> [Requirements] Copy out every line in the entries below that includes "случае".

> [Data excerpts]
★ ★ ★ ★ ★

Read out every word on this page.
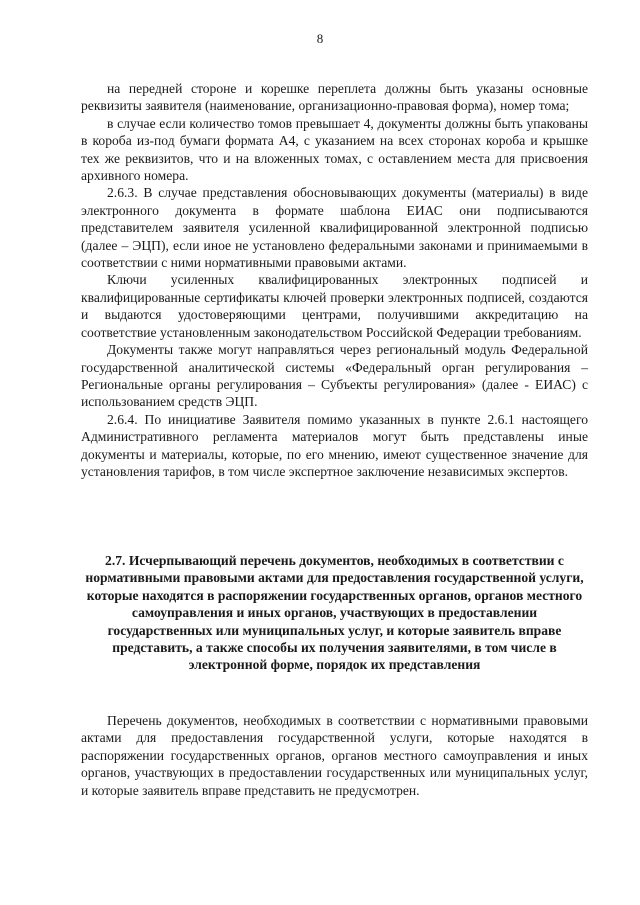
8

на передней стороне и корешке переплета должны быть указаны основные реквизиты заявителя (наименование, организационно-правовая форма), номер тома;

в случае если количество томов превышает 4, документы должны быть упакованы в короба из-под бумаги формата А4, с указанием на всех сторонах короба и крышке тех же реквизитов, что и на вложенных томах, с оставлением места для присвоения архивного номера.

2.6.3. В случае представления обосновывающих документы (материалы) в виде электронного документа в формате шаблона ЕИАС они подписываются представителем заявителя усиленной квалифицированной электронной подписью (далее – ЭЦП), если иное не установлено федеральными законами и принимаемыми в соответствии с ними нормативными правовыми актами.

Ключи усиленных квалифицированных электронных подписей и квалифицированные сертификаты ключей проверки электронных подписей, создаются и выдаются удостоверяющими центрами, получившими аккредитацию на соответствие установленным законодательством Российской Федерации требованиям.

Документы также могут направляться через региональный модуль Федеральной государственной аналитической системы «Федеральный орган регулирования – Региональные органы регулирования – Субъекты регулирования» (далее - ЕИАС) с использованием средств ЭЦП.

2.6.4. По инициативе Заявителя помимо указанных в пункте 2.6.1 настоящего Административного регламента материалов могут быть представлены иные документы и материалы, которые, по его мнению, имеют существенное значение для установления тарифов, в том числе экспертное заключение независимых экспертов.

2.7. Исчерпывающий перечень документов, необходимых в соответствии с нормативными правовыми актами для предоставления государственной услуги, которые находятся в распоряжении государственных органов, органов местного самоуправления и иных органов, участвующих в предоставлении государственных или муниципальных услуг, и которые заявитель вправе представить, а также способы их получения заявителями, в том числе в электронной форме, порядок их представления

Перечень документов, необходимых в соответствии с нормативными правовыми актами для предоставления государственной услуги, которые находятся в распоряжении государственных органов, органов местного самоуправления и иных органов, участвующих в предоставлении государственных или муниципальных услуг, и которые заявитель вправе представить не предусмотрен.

★ ★ ★ ★ ★

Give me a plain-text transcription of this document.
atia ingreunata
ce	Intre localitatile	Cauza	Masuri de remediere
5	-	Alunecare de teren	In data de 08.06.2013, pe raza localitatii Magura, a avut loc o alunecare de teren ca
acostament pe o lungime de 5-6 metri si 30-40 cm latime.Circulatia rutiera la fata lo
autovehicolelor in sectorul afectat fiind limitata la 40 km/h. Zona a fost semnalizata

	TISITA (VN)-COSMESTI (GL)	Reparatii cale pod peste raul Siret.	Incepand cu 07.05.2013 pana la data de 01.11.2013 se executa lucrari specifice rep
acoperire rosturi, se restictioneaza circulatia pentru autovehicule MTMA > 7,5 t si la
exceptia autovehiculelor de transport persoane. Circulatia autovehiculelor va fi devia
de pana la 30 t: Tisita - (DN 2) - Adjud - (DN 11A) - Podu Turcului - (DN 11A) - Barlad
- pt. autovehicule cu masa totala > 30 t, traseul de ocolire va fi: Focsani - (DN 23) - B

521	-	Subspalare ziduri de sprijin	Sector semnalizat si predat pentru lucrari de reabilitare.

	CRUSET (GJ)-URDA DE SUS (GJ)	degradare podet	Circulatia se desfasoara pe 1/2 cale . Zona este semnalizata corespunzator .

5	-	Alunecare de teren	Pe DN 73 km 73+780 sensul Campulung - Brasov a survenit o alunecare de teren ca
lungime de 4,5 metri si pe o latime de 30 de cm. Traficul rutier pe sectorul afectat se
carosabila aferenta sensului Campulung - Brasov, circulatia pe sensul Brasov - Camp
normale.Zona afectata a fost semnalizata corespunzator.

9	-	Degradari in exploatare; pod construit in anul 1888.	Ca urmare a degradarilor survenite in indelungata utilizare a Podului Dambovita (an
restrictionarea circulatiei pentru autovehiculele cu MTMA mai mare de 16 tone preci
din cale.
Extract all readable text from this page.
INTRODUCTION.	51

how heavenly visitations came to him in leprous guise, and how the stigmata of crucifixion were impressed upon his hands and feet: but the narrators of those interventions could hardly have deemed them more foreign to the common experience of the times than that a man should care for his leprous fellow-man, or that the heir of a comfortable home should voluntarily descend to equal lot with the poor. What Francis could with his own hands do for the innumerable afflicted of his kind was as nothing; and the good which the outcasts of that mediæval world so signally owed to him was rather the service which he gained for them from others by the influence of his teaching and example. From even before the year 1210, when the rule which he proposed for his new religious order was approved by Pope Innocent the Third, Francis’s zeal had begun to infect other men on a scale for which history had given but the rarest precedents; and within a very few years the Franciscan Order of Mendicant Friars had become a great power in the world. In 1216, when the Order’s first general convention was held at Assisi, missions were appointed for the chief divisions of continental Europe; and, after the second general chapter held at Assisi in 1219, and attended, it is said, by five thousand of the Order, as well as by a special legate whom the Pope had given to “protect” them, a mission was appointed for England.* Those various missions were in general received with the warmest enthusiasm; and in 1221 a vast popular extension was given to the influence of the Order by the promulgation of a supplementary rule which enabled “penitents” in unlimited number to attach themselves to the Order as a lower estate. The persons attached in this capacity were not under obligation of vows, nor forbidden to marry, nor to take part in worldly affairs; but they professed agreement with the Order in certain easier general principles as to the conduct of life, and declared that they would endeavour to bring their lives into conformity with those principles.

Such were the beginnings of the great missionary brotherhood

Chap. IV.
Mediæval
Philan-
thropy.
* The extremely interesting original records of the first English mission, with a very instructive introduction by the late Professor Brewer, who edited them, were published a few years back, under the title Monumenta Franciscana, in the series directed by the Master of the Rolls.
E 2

★ ★ ★ ★ ★

> [Solution to the problem]
в случае если количество томов превышает 4, документы должны быть упакованы в короба из-под бумаги формата А4, с указанием на всех сторонах короба и крышке тех же реквизитов, что и на вложенных томах, с оставлением места для присвоения архивного номера.
2.6.3. В случае представления обосновывающих документы (материалы) в виде электронного документа в формате шаблона ЕИАС они подписываются представителем заявителя усиленной квалифицированной электронной подписью (далее – ЭЦП), если иное не установлено федеральными законами и принимаемыми в соответствии с ними нормативными правовыми актами.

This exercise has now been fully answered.